Look through the material below. Copy every line with the string "necessary" in it.

»»

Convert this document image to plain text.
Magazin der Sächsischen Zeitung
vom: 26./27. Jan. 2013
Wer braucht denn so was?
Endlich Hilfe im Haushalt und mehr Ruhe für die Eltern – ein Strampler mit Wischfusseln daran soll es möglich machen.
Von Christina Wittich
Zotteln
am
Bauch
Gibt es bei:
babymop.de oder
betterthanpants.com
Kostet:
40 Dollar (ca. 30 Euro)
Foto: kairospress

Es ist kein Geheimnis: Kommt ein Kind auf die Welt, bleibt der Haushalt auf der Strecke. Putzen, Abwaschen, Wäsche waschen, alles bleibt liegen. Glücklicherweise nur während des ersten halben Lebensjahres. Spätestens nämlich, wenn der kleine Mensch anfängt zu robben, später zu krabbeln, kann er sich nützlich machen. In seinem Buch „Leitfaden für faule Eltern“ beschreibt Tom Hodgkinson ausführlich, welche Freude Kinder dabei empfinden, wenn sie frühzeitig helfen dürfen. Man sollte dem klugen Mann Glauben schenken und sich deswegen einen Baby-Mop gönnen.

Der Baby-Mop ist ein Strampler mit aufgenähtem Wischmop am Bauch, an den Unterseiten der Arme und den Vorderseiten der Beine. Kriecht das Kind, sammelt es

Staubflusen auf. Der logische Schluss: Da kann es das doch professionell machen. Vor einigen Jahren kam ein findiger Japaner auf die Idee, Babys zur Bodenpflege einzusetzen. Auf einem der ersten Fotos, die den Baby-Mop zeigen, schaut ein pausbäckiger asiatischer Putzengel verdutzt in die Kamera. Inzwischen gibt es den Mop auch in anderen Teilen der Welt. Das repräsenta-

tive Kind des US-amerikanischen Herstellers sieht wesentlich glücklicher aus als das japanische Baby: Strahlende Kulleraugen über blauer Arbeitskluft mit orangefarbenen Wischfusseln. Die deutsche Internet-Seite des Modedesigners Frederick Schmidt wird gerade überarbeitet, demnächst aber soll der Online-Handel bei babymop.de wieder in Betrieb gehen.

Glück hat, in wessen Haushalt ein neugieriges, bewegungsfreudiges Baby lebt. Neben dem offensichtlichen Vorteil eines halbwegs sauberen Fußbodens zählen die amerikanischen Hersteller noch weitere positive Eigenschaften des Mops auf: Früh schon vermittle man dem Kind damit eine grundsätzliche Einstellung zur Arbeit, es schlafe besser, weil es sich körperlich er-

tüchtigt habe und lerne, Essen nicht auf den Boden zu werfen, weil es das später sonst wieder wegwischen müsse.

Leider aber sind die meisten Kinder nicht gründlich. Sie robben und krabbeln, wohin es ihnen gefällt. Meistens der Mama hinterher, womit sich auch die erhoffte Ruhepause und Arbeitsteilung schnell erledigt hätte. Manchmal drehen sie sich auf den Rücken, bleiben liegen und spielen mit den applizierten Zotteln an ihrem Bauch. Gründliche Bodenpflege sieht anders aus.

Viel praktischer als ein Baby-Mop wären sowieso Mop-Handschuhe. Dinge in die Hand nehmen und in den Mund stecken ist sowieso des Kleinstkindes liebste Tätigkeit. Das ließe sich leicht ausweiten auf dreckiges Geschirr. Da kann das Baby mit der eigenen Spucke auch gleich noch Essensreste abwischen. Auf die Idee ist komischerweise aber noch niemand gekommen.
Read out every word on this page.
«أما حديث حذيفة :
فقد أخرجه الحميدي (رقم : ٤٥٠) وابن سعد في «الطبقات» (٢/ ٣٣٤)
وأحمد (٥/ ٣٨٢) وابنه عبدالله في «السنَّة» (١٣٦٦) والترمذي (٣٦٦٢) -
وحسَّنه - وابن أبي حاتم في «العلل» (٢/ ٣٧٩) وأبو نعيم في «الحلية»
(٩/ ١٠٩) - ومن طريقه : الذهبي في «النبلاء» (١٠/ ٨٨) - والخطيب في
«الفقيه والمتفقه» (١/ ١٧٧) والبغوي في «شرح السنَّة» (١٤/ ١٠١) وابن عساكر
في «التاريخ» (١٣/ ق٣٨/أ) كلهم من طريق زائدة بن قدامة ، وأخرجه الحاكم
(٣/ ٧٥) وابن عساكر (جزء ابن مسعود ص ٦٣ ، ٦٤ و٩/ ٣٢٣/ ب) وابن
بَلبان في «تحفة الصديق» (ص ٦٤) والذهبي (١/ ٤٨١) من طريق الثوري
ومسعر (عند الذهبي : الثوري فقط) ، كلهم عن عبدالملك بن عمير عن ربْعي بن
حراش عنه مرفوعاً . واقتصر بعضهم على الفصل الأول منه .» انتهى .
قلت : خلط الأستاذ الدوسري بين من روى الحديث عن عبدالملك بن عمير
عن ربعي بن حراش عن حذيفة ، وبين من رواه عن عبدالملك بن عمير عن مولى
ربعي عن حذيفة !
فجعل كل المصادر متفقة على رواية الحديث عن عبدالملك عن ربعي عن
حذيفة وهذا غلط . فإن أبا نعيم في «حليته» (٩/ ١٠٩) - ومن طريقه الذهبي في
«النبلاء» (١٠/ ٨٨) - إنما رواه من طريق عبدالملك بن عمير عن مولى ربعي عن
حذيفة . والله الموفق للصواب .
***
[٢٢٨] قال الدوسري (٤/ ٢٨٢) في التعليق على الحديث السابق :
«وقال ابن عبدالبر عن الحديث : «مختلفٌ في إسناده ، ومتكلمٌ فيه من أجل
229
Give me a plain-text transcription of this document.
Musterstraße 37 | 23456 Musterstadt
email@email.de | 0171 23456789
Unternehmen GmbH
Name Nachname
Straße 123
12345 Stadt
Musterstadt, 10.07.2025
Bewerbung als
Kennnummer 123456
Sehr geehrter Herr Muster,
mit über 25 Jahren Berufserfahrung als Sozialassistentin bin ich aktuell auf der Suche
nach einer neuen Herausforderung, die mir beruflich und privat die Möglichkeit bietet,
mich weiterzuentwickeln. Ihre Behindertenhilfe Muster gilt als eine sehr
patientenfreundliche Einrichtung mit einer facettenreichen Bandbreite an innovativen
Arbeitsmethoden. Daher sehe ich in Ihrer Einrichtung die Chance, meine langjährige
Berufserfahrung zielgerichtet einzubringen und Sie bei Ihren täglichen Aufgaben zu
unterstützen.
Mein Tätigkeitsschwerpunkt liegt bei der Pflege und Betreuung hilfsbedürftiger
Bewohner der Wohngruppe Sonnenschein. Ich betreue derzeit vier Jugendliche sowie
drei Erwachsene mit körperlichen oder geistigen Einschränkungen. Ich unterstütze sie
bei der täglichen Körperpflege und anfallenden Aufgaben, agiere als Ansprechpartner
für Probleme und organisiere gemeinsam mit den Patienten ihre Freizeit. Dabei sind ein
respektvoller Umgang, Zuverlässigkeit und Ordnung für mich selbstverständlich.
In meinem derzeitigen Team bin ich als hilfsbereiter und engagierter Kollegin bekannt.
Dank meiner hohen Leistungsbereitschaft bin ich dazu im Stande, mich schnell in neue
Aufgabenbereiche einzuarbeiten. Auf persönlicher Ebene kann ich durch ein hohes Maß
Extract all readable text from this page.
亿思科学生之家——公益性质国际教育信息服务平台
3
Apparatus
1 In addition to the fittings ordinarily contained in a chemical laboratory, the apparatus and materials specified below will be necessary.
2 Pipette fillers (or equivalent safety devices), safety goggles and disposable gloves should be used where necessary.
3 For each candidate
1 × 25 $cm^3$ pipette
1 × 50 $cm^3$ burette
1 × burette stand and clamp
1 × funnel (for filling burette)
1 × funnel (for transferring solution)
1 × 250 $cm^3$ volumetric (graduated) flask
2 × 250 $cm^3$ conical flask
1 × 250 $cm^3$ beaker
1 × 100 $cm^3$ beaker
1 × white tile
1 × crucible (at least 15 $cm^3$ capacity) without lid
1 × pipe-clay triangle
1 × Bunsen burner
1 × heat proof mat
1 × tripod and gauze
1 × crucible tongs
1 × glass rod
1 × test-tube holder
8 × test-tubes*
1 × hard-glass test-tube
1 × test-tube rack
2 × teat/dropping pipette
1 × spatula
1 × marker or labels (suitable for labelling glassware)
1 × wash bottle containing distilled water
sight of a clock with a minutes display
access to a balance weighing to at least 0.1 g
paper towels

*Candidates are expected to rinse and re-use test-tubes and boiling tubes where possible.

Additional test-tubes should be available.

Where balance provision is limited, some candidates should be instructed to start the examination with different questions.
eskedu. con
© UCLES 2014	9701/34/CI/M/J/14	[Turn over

««

- [Expected answer]:
1 In addition to the fittings ordinarily contained in a chemical laboratory, the apparatus and materials specified below will be necessary.
2 Pipette fillers (or equivalent safety devices), safety goggles and disposable gloves should be used where necessary.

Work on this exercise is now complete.